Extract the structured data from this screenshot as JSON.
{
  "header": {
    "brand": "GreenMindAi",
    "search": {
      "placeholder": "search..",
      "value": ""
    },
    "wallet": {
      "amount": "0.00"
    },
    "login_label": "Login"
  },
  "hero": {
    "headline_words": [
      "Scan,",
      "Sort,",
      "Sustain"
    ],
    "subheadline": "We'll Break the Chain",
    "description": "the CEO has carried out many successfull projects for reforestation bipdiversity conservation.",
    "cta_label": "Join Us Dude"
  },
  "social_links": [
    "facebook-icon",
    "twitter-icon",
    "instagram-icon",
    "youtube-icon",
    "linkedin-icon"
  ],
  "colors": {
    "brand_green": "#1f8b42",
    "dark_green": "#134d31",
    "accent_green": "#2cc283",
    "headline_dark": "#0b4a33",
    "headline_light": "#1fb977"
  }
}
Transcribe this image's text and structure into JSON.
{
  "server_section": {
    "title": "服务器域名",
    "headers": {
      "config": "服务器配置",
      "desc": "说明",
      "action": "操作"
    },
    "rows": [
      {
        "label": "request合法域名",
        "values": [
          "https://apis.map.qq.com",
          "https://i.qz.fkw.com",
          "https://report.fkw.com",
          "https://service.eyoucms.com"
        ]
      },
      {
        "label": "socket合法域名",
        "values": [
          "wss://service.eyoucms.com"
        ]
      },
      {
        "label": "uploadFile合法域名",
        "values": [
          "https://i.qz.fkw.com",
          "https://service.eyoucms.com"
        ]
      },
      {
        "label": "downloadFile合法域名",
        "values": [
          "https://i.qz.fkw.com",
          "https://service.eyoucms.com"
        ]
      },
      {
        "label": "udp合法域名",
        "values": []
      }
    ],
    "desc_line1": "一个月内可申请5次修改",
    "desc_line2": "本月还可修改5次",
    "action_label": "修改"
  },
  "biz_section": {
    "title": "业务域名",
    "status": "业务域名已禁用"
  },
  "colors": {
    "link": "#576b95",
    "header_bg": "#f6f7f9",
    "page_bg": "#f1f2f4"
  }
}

## Problem
Look for "JSON" and pull out every line that has it.

## Task response
Extract the structured data from this screenshot as JSON.
Transcribe this image's text and structure into JSON.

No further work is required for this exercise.